Repeat the material below exactly, line for line.

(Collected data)
-- Begin --

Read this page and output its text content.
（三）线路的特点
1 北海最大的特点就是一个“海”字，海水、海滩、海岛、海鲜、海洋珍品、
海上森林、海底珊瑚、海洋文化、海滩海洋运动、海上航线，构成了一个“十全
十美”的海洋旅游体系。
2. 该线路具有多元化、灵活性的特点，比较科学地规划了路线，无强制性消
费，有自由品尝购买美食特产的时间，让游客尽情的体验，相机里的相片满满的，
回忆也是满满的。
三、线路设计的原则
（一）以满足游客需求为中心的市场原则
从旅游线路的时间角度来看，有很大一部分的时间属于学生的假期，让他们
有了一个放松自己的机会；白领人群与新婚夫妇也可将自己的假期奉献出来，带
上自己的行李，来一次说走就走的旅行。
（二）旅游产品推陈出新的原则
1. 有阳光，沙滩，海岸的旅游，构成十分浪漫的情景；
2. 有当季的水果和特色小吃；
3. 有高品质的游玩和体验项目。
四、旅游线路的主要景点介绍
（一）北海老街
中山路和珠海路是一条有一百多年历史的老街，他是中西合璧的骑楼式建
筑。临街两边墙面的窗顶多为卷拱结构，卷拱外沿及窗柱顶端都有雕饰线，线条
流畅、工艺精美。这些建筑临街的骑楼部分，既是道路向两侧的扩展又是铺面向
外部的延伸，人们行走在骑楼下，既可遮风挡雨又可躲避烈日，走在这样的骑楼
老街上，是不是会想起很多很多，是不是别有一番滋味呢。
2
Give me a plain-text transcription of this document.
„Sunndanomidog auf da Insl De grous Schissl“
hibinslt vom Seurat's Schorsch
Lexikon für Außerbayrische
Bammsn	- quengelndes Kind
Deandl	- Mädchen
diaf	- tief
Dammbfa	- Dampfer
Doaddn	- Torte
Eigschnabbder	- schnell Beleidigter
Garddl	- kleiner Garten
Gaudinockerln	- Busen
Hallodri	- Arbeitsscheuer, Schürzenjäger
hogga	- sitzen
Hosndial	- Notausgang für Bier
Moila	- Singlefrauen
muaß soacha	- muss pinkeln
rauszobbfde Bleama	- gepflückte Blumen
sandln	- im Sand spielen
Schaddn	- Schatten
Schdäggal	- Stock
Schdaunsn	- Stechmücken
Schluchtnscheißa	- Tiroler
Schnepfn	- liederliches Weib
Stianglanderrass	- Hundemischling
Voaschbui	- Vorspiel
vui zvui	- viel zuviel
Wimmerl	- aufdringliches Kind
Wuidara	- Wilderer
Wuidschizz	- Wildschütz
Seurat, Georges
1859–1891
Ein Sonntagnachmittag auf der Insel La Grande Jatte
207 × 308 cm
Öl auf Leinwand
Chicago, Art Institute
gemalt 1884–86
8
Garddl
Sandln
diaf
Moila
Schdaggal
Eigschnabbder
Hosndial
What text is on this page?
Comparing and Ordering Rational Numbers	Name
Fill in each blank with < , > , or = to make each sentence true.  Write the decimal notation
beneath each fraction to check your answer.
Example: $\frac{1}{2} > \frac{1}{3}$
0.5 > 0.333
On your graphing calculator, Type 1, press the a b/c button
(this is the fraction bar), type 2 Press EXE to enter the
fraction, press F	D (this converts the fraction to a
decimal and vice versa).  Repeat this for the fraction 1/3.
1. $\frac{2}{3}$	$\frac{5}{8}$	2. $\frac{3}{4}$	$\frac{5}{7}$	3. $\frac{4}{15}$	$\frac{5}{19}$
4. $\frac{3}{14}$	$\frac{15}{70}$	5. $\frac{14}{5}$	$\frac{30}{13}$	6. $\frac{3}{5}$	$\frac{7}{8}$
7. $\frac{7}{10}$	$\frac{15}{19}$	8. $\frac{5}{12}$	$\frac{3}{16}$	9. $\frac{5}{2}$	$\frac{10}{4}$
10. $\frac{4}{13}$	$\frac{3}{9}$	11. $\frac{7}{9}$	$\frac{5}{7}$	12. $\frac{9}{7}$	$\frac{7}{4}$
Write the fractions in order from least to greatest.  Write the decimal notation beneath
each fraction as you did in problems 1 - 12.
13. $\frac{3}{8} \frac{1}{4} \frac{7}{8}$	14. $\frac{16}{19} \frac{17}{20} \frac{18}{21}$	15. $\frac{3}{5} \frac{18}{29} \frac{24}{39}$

-- End --

_Result_:
Read this page and output its text content.
（三）线路的特点
1 北海最大的特点就是一个“海”字，海水、海滩、海岛、海鲜、海洋珍品、
海上森林、海底珊瑚、海洋文化、海滩海洋运动、海上航线，构成了一个“十全
十美”的海洋旅游体系。
2. 该线路具有多元化、灵活性的特点，比较科学地规划了路线，无强制性消
费，有自由品尝购买美食特产的时间，让游客尽情的体验，相机里的相片满满的，
回忆也是满满的。
三、线路设计的原则
（一）以满足游客需求为中心的市场原则
从旅游线路的时间角度来看，有很大一部分的时间属于学生的假期，让他们
有了一个放松自己的机会；白领人群与新婚夫妇也可将自己的假期奉献出来，带
上自己的行李，来一次说走就走的旅行。
（二）旅游产品推陈出新的原则
1. 有阳光，沙滩，海岸的旅游，构成十分浪漫的情景；
2. 有当季的水果和特色小吃；
3. 有高品质的游玩和体验项目。
四、旅游线路的主要景点介绍
（一）北海老街
中山路和珠海路是一条有一百多年历史的老街，他是中西合璧的骑楼式建
筑。临街两边墙面的窗顶多为卷拱结构，卷拱外沿及窗柱顶端都有雕饰线，线条
流畅、工艺精美。这些建筑临街的骑楼部分，既是道路向两侧的扩展又是铺面向
外部的延伸，人们行走在骑楼下，既可遮风挡雨又可躲避烈日，走在这样的骑楼
老街上，是不是会想起很多很多，是不是别有一番滋味呢。
2
Give me a plain-text transcription of this document.
„Sunndanomidog auf da Insl De grous Schissl“
hibinslt vom Seurat's Schorsch
Lexikon für Außerbayrische
Bammsn	- quengelndes Kind
Deandl	- Mädchen
diaf	- tief
Dammbfa	- Dampfer
Doaddn	- Torte
Eigschnabbder	- schnell Beleidigter
Garddl	- kleiner Garten
Gaudinockerln	- Busen
Hallodri	- Arbeitsscheuer, Schürzenjäger
hogga	- sitzen
Hosndial	- Notausgang für Bier
Moila	- Singlefrauen
muaß soacha	- muss pinkeln
rauszobbfde Bleama	- gepflückte Blumen
sandln	- im Sand spielen
Schaddn	- Schatten
Schdäggal	- Stock
Schdaunsn	- Stechmücken
Schluchtnscheißa	- Tiroler
Schnepfn	- liederliches Weib
Stianglanderrass	- Hundemischling
Voaschbui	- Vorspiel
vui zvui	- viel zuviel
Wimmerl	- aufdringliches Kind
Wuidara	- Wilderer
Wuidschizz	- Wildschütz
Seurat, Georges
1859–1891
Ein Sonntagnachmittag auf der Insel La Grande Jatte
207 × 308 cm
Öl auf Leinwand
Chicago, Art Institute
gemalt 1884–86
8
Garddl
Sandln
diaf
Moila
Schdaggal
Eigschnabbder
Hosndial
What text is on this page?
Comparing and Ordering Rational Numbers	Name
Fill in each blank with < , > , or = to make each sentence true.  Write the decimal notation
beneath each fraction to check your answer.
Example: $\frac{1}{2} > \frac{1}{3}$
0.5 > 0.333
On your graphing calculator, Type 1, press the a b/c button
(this is the fraction bar), type 2 Press EXE to enter the
fraction, press F	D (this converts the fraction to a
decimal and vice versa).  Repeat this for the fraction 1/3.
1. $\frac{2}{3}$	$\frac{5}{8}$	2. $\frac{3}{4}$	$\frac{5}{7}$	3. $\frac{4}{15}$	$\frac{5}{19}$
4. $\frac{3}{14}$	$\frac{15}{70}$	5. $\frac{14}{5}$	$\frac{30}{13}$	6. $\frac{3}{5}$	$\frac{7}{8}$
7. $\frac{7}{10}$	$\frac{15}{19}$	8. $\frac{5}{12}$	$\frac{3}{16}$	9. $\frac{5}{2}$	$\frac{10}{4}$
10. $\frac{4}{13}$	$\frac{3}{9}$	11. $\frac{7}{9}$	$\frac{5}{7}$	12. $\frac{9}{7}$	$\frac{7}{4}$
Write the fractions in order from least to greatest.  Write the decimal notation beneath
each fraction as you did in problems 1 - 12.
13. $\frac{3}{8} \frac{1}{4} \frac{7}{8}$	14. $\frac{16}{19} \frac{17}{20} \frac{18}{21}$	15. $\frac{3}{5} \frac{18}{29} \frac{24}{39}$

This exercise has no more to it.